■ Written request ■
Rewrite the items from their first line through the line containing "Text: 259: 259 <box>199 423 225 436</box>", replacing every "Self-Described" with "Self-Reported" and leaving all else unchanged.

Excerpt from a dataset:
--- start ---

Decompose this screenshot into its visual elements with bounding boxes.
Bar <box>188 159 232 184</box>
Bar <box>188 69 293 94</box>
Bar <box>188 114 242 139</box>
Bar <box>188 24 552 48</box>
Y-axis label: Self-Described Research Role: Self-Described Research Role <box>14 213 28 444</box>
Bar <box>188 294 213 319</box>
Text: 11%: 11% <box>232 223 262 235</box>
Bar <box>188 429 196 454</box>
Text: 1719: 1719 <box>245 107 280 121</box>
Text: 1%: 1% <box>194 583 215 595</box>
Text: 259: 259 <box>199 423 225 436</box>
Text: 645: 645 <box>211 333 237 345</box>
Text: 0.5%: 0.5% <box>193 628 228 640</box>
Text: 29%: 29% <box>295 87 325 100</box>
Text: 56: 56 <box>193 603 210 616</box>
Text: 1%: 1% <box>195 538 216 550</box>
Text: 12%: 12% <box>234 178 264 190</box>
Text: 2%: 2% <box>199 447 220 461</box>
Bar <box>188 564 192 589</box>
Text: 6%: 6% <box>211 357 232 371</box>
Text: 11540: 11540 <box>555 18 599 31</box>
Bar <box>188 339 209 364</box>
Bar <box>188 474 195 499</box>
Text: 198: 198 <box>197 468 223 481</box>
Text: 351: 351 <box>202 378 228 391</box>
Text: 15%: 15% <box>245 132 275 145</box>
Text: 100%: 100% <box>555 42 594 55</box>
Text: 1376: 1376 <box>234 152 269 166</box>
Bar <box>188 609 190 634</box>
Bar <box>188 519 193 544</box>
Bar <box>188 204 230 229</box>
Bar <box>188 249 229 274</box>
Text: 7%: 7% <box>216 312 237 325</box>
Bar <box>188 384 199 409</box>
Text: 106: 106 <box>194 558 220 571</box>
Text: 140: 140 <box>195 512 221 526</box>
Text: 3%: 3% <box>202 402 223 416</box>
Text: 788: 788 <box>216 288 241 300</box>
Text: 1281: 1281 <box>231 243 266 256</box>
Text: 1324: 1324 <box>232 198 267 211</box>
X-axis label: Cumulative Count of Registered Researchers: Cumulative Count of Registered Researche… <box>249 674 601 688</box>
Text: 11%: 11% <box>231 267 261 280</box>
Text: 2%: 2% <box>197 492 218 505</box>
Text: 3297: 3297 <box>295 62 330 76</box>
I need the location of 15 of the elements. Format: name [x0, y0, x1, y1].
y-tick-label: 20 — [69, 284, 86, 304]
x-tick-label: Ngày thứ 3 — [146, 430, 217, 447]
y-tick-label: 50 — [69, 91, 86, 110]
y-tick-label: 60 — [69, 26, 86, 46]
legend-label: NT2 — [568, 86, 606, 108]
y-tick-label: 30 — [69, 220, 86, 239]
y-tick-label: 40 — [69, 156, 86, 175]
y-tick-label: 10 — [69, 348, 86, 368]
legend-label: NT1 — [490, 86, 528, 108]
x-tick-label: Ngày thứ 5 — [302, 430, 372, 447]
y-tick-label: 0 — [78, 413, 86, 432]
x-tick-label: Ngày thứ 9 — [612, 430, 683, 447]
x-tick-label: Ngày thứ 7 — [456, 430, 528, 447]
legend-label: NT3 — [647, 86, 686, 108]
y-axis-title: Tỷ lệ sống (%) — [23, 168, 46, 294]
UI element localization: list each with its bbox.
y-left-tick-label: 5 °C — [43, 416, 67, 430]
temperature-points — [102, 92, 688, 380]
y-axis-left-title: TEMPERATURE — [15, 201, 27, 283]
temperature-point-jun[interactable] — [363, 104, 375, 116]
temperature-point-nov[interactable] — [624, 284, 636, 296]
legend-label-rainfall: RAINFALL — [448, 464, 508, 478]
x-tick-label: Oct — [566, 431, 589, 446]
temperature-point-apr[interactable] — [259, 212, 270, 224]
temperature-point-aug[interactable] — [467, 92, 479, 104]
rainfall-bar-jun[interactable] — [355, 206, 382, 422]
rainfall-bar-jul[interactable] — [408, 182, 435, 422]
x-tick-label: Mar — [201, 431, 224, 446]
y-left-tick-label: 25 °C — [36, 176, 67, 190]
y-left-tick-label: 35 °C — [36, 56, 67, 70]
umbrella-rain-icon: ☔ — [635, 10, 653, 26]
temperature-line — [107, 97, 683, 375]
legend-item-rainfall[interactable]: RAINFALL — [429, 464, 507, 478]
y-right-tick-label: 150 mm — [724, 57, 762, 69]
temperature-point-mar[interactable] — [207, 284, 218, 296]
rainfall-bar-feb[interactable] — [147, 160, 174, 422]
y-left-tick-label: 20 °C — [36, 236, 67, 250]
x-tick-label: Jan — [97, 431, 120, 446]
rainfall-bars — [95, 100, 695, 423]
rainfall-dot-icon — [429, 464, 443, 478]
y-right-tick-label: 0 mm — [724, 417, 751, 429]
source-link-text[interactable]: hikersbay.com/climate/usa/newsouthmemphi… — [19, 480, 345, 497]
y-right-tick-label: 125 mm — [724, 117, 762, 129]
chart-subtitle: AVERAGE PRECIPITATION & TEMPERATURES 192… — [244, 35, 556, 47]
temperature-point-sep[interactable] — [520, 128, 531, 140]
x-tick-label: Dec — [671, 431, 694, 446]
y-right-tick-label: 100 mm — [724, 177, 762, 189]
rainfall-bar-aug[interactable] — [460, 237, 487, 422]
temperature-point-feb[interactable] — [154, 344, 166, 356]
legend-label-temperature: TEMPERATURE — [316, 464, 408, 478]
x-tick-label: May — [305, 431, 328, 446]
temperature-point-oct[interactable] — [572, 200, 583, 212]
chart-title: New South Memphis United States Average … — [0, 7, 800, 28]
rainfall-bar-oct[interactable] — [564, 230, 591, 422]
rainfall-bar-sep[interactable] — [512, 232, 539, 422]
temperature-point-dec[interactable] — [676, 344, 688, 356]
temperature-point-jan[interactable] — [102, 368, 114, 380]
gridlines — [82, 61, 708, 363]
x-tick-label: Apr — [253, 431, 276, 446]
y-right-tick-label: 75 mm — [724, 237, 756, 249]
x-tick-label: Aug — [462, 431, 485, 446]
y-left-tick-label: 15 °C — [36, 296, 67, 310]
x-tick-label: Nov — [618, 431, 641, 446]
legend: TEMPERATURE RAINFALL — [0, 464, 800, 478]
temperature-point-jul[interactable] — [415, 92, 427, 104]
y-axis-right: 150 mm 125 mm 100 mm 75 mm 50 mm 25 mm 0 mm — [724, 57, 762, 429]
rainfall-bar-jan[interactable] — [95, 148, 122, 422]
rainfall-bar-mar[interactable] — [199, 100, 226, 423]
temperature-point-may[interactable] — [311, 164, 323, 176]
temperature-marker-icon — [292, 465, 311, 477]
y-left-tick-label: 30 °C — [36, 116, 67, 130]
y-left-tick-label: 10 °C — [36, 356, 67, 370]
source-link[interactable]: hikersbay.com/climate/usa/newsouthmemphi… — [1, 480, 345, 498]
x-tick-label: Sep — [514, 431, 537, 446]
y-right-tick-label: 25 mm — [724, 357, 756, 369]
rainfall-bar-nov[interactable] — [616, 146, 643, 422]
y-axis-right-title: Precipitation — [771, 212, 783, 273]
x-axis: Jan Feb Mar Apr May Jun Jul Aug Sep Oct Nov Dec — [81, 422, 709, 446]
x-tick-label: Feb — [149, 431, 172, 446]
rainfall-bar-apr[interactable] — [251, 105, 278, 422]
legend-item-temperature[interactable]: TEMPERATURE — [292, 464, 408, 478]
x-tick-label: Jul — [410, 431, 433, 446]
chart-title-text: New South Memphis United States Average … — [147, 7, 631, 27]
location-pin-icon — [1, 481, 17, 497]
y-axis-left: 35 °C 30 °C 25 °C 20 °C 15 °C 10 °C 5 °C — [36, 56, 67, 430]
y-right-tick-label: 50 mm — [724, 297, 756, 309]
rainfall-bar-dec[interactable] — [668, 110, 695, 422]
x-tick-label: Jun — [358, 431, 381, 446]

--- end ---

■ The reply ■
Decompose this screenshot into its visual elements with bounding boxes.
Bar <box>188 159 232 184</box>
Bar <box>188 69 293 94</box>
Bar <box>188 114 242 139</box>
Bar <box>188 24 552 48</box>
Y-axis label: Self-Reported Research Role: Self-Reported Research Role <box>14 213 28 444</box>
Bar <box>188 294 213 319</box>
Text: 11%: 11% <box>232 223 262 235</box>
Bar <box>188 429 196 454</box>
Text: 1719: 1719 <box>245 107 280 121</box>
Text: 1%: 1% <box>194 583 215 595</box>
Text: 259: 259 <box>199 423 225 436</box>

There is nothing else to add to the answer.